(Lines of data)
......

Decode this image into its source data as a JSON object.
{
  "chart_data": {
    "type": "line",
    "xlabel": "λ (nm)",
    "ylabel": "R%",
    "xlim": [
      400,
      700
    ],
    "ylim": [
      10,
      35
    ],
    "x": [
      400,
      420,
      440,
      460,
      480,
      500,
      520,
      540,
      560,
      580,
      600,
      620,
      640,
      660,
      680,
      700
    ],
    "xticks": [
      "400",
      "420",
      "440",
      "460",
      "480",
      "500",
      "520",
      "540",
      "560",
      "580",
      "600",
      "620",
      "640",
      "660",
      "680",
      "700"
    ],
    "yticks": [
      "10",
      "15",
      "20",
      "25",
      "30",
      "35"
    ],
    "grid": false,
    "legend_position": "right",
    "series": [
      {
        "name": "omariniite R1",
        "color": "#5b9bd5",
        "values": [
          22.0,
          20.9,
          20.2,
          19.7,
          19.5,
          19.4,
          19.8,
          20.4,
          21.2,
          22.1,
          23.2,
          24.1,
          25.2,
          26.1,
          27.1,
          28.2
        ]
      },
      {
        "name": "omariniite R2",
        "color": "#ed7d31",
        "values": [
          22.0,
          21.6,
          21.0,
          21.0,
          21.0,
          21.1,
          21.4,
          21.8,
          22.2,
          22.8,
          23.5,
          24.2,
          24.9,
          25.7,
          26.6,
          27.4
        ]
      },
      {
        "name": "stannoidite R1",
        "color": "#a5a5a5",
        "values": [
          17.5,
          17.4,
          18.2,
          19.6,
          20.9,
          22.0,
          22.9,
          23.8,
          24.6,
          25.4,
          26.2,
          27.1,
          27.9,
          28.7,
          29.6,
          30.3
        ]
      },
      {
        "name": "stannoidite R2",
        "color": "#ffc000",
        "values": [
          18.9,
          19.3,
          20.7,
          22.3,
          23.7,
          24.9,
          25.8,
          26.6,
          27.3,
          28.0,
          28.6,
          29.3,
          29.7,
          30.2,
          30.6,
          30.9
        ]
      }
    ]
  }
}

......

_Description of the task_
Copy out the full material exactly as it appears.

_Solution for this task_
Decode this image into its source data as a JSON object.
{
  "chart_data": {
    "type": "line",
    "xlabel": "λ (nm)",
    "ylabel": "R%",
    "xlim": [
      400,
      700
    ],
    "ylim": [
      10,
      35
    ],
    "x": [
      400,
      420,
      440,
      460,
      480,
      500,
      520,
      540,
      560,
      580,
      600,
      620,
      640,
      660,
      680,
      700
    ],
    "xticks": [
      "400",
      "420",
      "440",
      "460",
      "480",
      "500",
      "520",
      "540",
      "560",
      "580",
      "600",
      "620",
      "640",
      "660",
      "680",
      "700"
    ],
    "yticks": [
      "10",
      "15",
      "20",
      "25",
      "30",
      "35"
    ],
    "grid": false,
    "legend_position": "right",
    "series": [
      {
        "name": "omariniite R1",
        "color": "#5b9bd5",
        "values": [
          22.0,
          20.9,
          20.2,
          19.7,
          19.5,
          19.4,
          19.8,
          20.4,
          21.2,
          22.1,
          23.2,
          24.1,
          25.2,
          26.1,
          27.1,
          28.2
        ]
      },
      {
        "name": "omariniite R2",
        "color": "#ed7d31",
        "values": [
          22.0,
          21.6,
          21.0,
          21.0,
          21.0,
          21.1,
          21.4,
          21.8,
          22.2,
          22.8,
          23.5,
          24.2,
          24.9,
          25.7,
          26.6,
          27.4
        ]
      },
      {
        "name": "stannoidite R1",
        "color": "#a5a5a5",
        "values": [
          17.5,
          17.4,
          18.2,
          19.6,
          20.9,
          22.0,
          22.9,
          23.8,
          24.6,
          25.4,
          26.2,
          27.1,
          27.9,
          28.7,
          29.6,
          30.3
        ]
      },
      {
        "name": "stannoidite R2",
        "color": "#ffc000",
        "values": [
          18.9,
          19.3,
          20.7,
          22.3,
          23.7,
          24.9,
          25.8,
          26.6,
          27.3,
          28.0,
          28.6,
          29.3,
          29.7,
          30.2,
          30.6,
          30.9
        ]
      }
    ]
  }
}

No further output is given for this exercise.